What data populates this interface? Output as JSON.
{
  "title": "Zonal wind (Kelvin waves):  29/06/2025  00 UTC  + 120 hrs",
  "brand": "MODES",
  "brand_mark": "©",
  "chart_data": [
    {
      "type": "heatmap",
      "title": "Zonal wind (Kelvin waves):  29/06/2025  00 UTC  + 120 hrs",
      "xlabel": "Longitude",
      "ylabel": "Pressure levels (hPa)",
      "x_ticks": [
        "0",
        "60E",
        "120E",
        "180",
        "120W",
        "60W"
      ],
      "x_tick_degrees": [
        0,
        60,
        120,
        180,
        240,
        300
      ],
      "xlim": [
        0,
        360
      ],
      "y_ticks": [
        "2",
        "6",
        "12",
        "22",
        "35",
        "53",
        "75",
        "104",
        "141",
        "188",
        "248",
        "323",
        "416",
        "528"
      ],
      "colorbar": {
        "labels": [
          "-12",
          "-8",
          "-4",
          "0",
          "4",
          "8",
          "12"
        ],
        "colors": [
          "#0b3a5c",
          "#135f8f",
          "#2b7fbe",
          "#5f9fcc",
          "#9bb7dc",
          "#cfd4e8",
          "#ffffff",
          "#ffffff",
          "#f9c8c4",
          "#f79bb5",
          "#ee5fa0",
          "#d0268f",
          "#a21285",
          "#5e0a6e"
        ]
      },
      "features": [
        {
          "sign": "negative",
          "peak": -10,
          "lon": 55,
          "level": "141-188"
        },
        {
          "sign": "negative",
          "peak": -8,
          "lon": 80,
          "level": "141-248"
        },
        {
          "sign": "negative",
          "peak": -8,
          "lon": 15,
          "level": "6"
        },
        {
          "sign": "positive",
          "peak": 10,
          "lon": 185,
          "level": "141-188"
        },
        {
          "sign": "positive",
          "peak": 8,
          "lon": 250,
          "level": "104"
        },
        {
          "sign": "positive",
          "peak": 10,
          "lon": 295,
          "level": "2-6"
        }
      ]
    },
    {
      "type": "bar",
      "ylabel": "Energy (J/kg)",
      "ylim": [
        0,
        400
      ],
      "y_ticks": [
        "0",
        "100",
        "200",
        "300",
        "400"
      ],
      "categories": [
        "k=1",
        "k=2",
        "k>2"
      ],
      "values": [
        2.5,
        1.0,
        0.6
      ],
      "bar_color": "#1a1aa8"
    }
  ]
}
★ ★ ★
### Objective:
Write out the records shown above, exactly as they appear.

### Written response:
What data populates this interface? Output as JSON.
{
  "title": "Zonal wind (Kelvin waves):  29/06/2025  00 UTC  + 120 hrs",
  "brand": "MODES",
  "brand_mark": "©",
  "chart_data": [
    {
      "type": "heatmap",
      "title": "Zonal wind (Kelvin waves):  29/06/2025  00 UTC  + 120 hrs",
      "xlabel": "Longitude",
      "ylabel": "Pressure levels (hPa)",
      "x_ticks": [
        "0",
        "60E",
        "120E",
        "180",
        "120W",
        "60W"
      ],
      "x_tick_degrees": [
        0,
        60,
        120,
        180,
        240,
        300
      ],
      "xlim": [
        0,
        360
      ],
      "y_ticks": [
        "2",
        "6",
        "12",
        "22",
        "35",
        "53",
        "75",
        "104",
        "141",
        "188",
        "248",
        "323",
        "416",
        "528"
      ],
      "colorbar": {
        "labels": [
          "-12",
          "-8",
          "-4",
          "0",
          "4",
          "8",
          "12"
        ],
        "colors": [
          "#0b3a5c",
          "#135f8f",
          "#2b7fbe",
          "#5f9fcc",
          "#9bb7dc",
          "#cfd4e8",
          "#ffffff",
          "#ffffff",
          "#f9c8c4",
          "#f79bb5",
          "#ee5fa0",
          "#d0268f",
          "#a21285",
          "#5e0a6e"
        ]
      },
      "features": [
        {
          "sign": "negative",
          "peak": -10,
          "lon": 55,
          "level": "141-188"
        },
        {
          "sign": "negative",
          "peak": -8,
          "lon": 80,
          "level": "141-248"
        },
        {
          "sign": "negative",
          "peak": -8,
          "lon": 15,
          "level": "6"
        },
        {
          "sign": "positive",
          "peak": 10,
          "lon": 185,
          "level": "141-188"
        },
        {
          "sign": "positive",
          "peak": 8,
          "lon": 250,
          "level": "104"
        },
        {
          "sign": "positive",
          "peak": 10,
          "lon": 295,
          "level": "2-6"
        }
      ]
    },
    {
      "type": "bar",
      "ylabel": "Energy (J/kg)",
      "ylim": [
        0,
        400
      ],
      "y_ticks": [
        "0",
        "100",
        "200",
        "300",
        "400"
      ],
      "categories": [
        "k=1",
        "k=2",
        "k>2"
      ],
      "values": [
        2.5,
        1.0,
        0.6
      ],
      "bar_color": "#1a1aa8"
    }
  ]
}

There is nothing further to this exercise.